▶ _Prompt_
Copy the data that follows, character for character, minus the pictures.

▶ _Given records_

┏━━

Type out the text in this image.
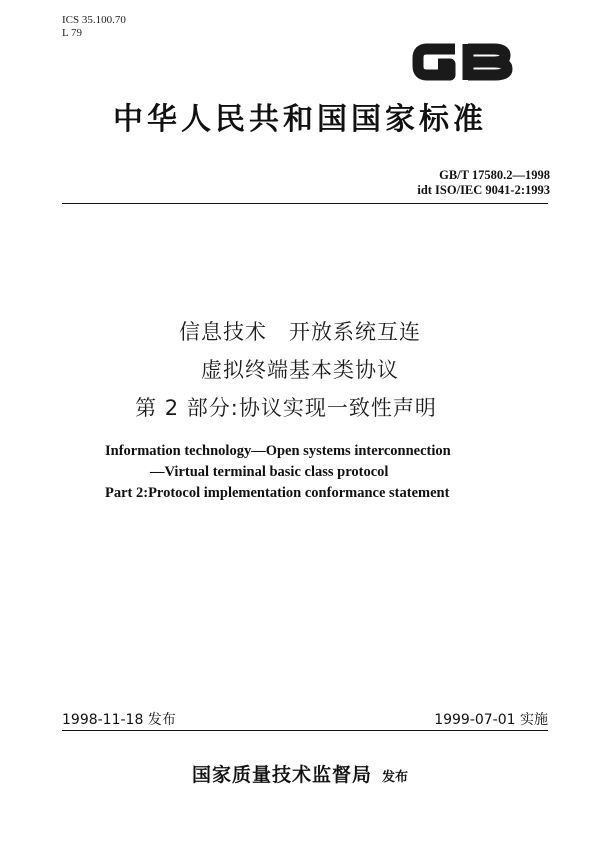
ICS 35.100.70
L 79
GB
中华人民共和国国家标准
GB/T 17580.2—1998
idt ISO/IEC 9041-2:1993
信息技术　开放系统互连
虚拟终端基本类协议
第 2 部分:协议实现一致性声明
Information technology—Open systems interconnection
—Virtual terminal basic class protocol
Part 2:Protocol implementation conformance statement
1998-11-18 发布	1999-07-01 实施
国家质量技术监督局 发布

┗━━

▶ _The answer_
Type out the text in this image.
ICS 35.100.70
L 79
GB
中华人民共和国国家标准
GB/T 17580.2—1998
idt ISO/IEC 9041-2:1993
信息技术　开放系统互连
虚拟终端基本类协议
第 2 部分:协议实现一致性声明
Information technology—Open systems interconnection
—Virtual terminal basic class protocol
Part 2:Protocol implementation conformance statement
1998-11-18 发布	1999-07-01 实施
国家质量技术监督局 发布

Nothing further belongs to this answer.